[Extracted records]
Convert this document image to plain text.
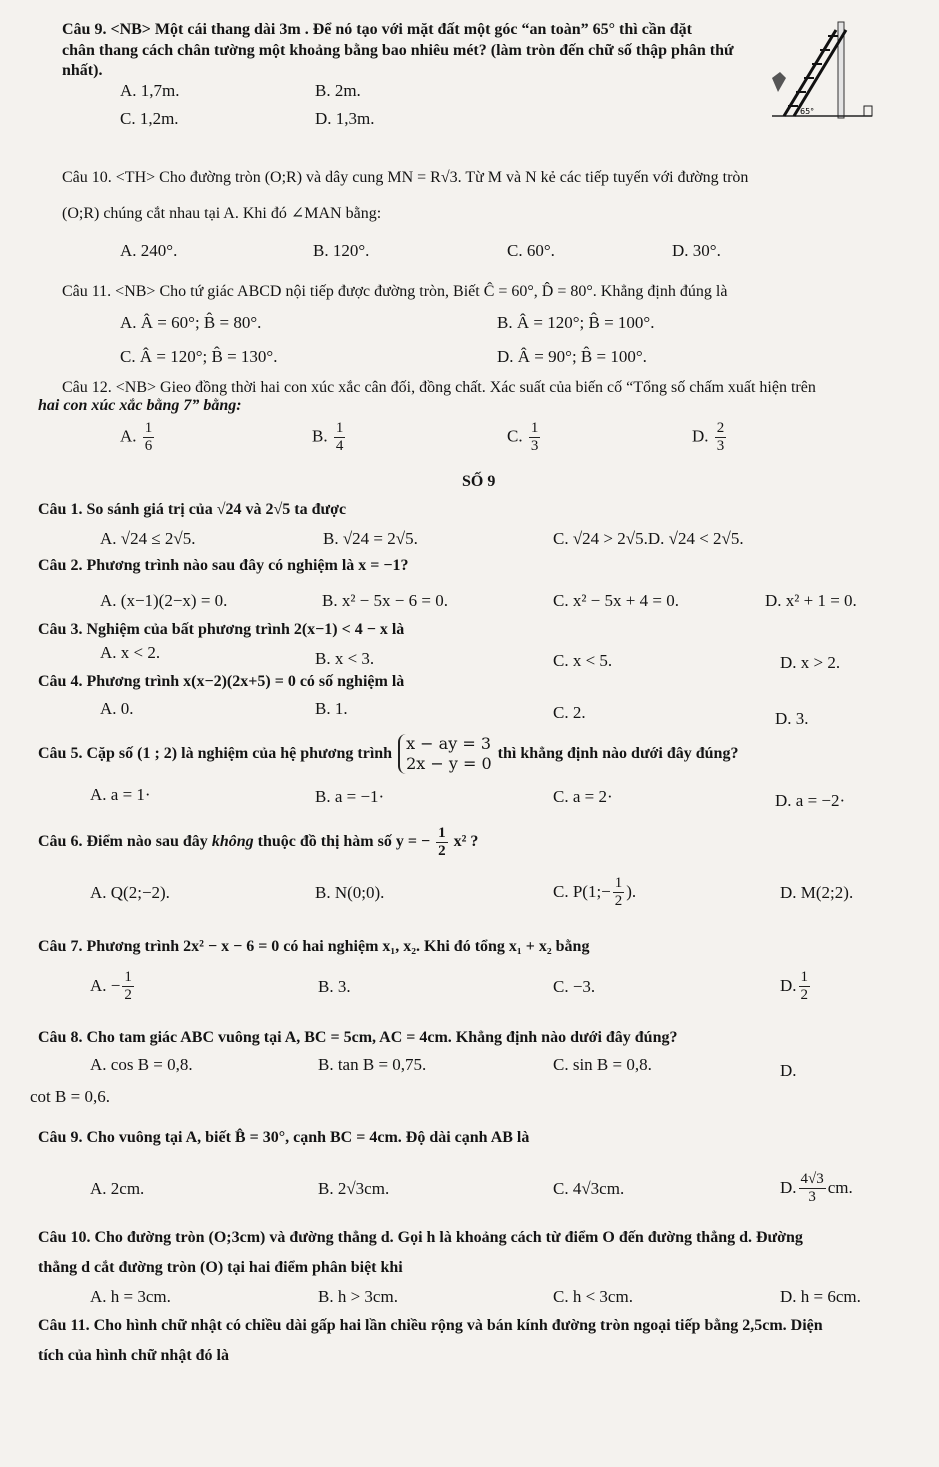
Câu 9. <NB> Một cái thang dài 3m . Để nó tạo với mặt đất một góc “an toàn” 65° thì cần đặt
chân thang cách chân tường một khoảng bằng bao nhiêu mét? (làm tròn đến chữ số thập phân thứ
nhất).
65°
A. 1,7m.	B. 2m.
C. 1,2m.	D. 1,3m.
Câu 10. <TH> Cho đường tròn (O;R) và dây cung MN = R√3. Từ M và N kẻ các tiếp tuyến với đường tròn
(O;R) chúng cắt nhau tại A. Khi đó ∠MAN bằng:
A. 240°.	B. 120°.	C. 60°.	D. 30°.
Câu 11. <NB> Cho tứ giác ABCD nội tiếp được đường tròn, Biết Ĉ = 60°, D̂ = 80°. Khẳng định đúng là
A. Â = 60°; B̂ = 80°.	B. Â = 120°; B̂ = 100°.
C. Â = 120°; B̂ = 130°.	D. Â = 90°; B̂ = 100°.
Câu 12. <NB> Gieo đồng thời hai con xúc xắc cân đối, đồng chất. Xác suất của biến cố “Tổng số chấm xuất hiện trên
hai con xúc xắc bằng 7” bằng:
A. $\frac{1}{6}$	B. $\frac{1}{4}$	C. $\frac{1}{3}$	D. $\frac{2}{3}$
SỐ 9
Câu 1. So sánh giá trị của √24 và 2√5 ta được
A. √24 ≤ 2√5.	B. √24 = 2√5.	C. √24 > 2√5.D. √24 < 2√5.
Câu 2. Phương trình nào sau đây có nghiệm là x = −1?
A. (x−1)(2−x) = 0.	B. x² − 5x − 6 = 0.	C. x² − 5x + 4 = 0.	D. x² + 1 = 0.
Câu 3. Nghiệm của bất phương trình 2(x−1) < 4 − x là
A. x < 2.	B. x < 3.	C. x < 5.	D. x > 2.
Câu 4. Phương trình x(x−2)(2x+5) = 0 có số nghiệm là
A. 0.	B. 1.	C. 2.	D. 3.
Câu 5. Cặp số (1 ; 2) là nghiệm của hệ phương trình
x − ay = 3
2x − y = 0
thì khẳng định nào dưới đây đúng?
A. a = 1·	B. a = −1·	C. a = 2·	D. a = −2·
Câu 6. Điểm nào sau đây không thuộc đồ thị hàm số y = − $\frac{1}{2} x^2$ ?
A. Q(2;−2).	B. N(0;0).	C. P(1;− $\frac{1}{2}$ ).	D. M(2;2).
Câu 7. Phương trình 2x² − x − 6 = 0 có hai nghiệm x₁, x₂. Khi đó tổng x₁ + x₂ bằng
A. − $\frac{1}{2}$	B. 3.	C. −3.	D. $\frac{1}{2}$
Câu 8. Cho tam giác ABC vuông tại A, BC = 5cm, AC = 4cm. Khẳng định nào dưới đây đúng?
A. cos B = 0,8.	B. tan B = 0,75.	C. sin B = 0,8.	D.
cot B = 0,6.
Câu 9. Cho vuông tại A, biết B̂ = 30°, cạnh BC = 4cm. Độ dài cạnh AB là
A. 2cm.	B. 2√3cm.	C. 4√3cm.	D. $\frac{4√3}{3}$ cm.
Câu 10. Cho đường tròn (O;3cm) và đường thẳng d. Gọi h là khoảng cách từ điểm O đến đường thẳng d. Đường
thẳng d cắt đường tròn (O) tại hai điểm phân biệt khi
A. h = 3cm.	B. h > 3cm.	C. h < 3cm.	D. h = 6cm.
Câu 11. Cho hình chữ nhật có chiều dài gấp hai lần chiều rộng và bán kính đường tròn ngoại tiếp bằng 2,5cm. Diện
tích của hình chữ nhật đó là
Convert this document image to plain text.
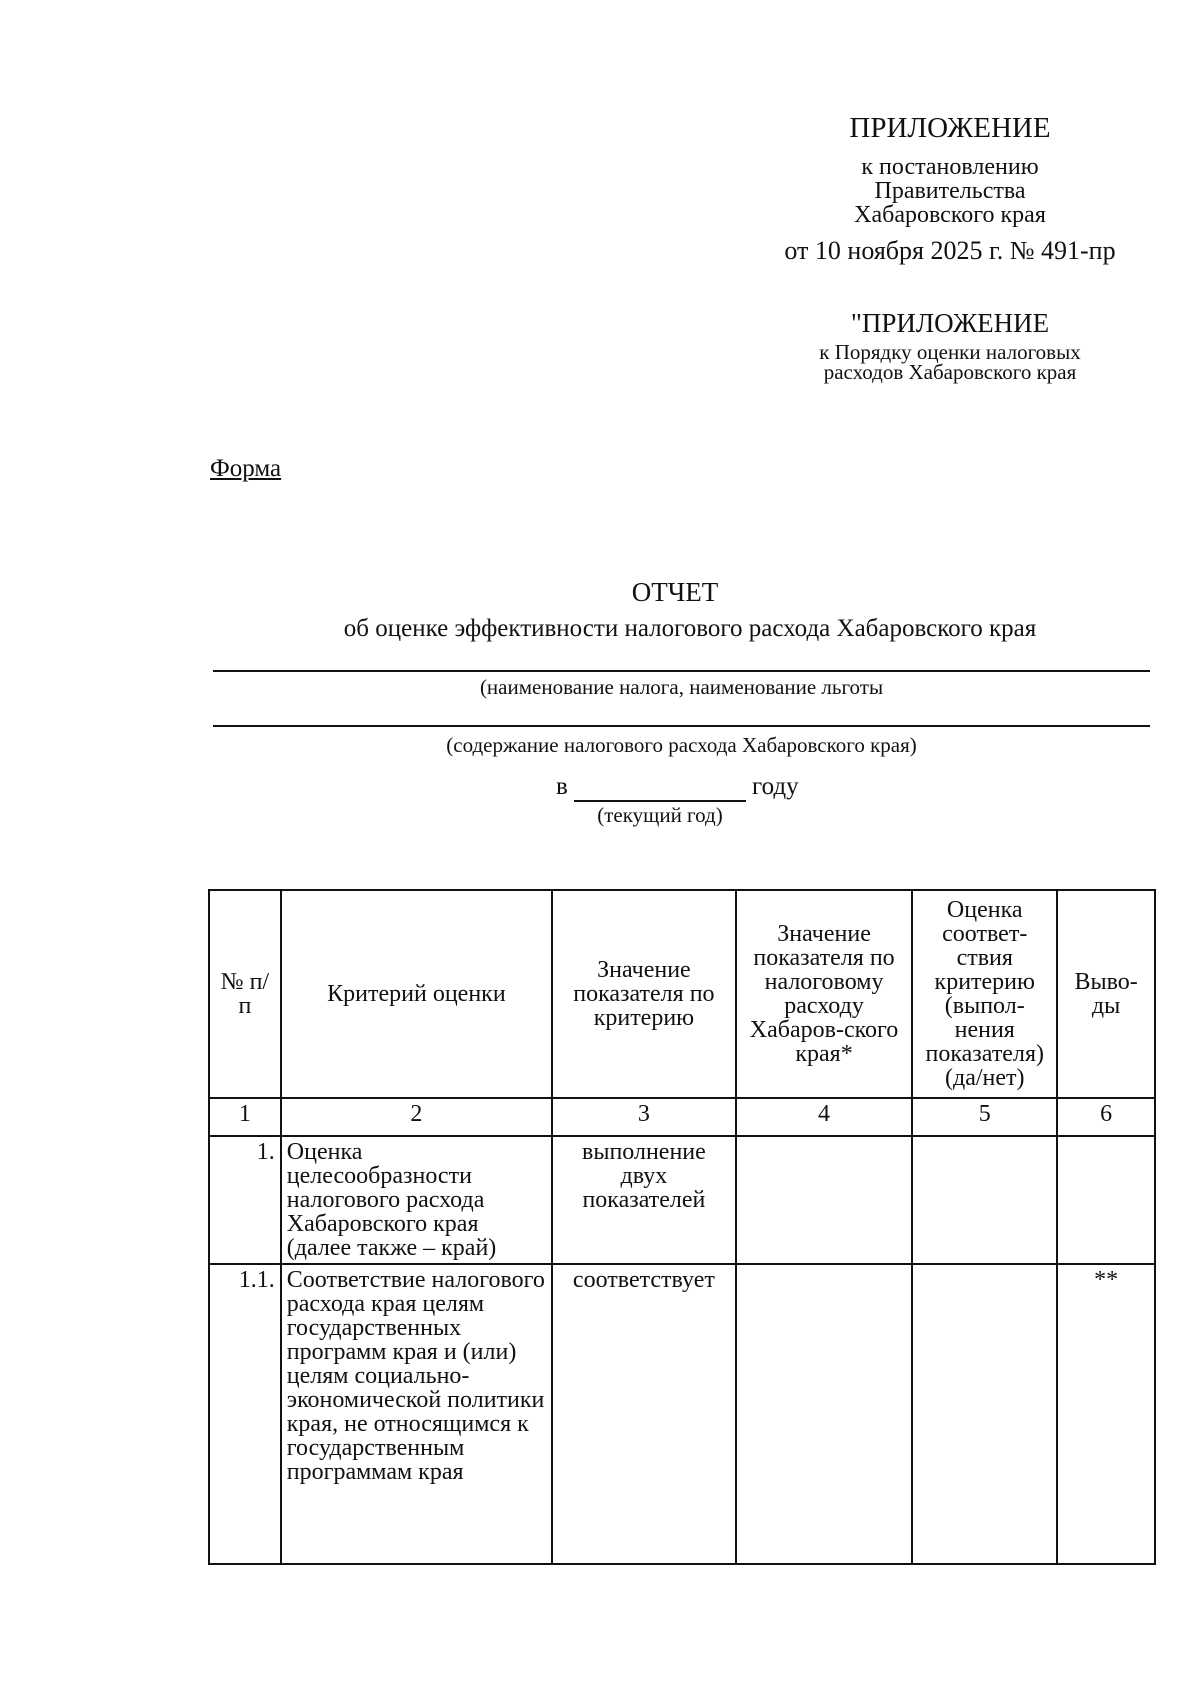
ПРИЛОЖЕНИЕ
к постановлению
Правительства
Хабаровского края
от 10 ноября 2025 г. № 491-пр
"ПРИЛОЖЕНИЕ
к Порядку оценки налоговых
расходов Хабаровского края
Форма
ОТЧЕТ
об оценке эффективности налогового расхода Хабаровского края
(наименование налога, наименование льготы
(содержание налогового расхода Хабаровского края)
в	году
(текущий год)
№ п/п	Критерий оценки	Значение показателя по критерию	Значение показателя по налоговому расходу Хабаров-ского края*	Оценка соответ-ствия критерию (выпол-нения показателя) (да/нет)	Выво-ды
1	2	3	4	5	6
1.	Оценка целесообразности налогового расхода Хабаровского края (далее также – край)	выполнение двух показателей			
1.1.	Соответствие налогового расхода края целям государственных программ края и (или) целям социально-экономической политики края, не относящимся к государственным программам края	соответствует			**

What you will do:
Count the lines in the entries above that include the string "vuông", then give only that figure.

Reply:
2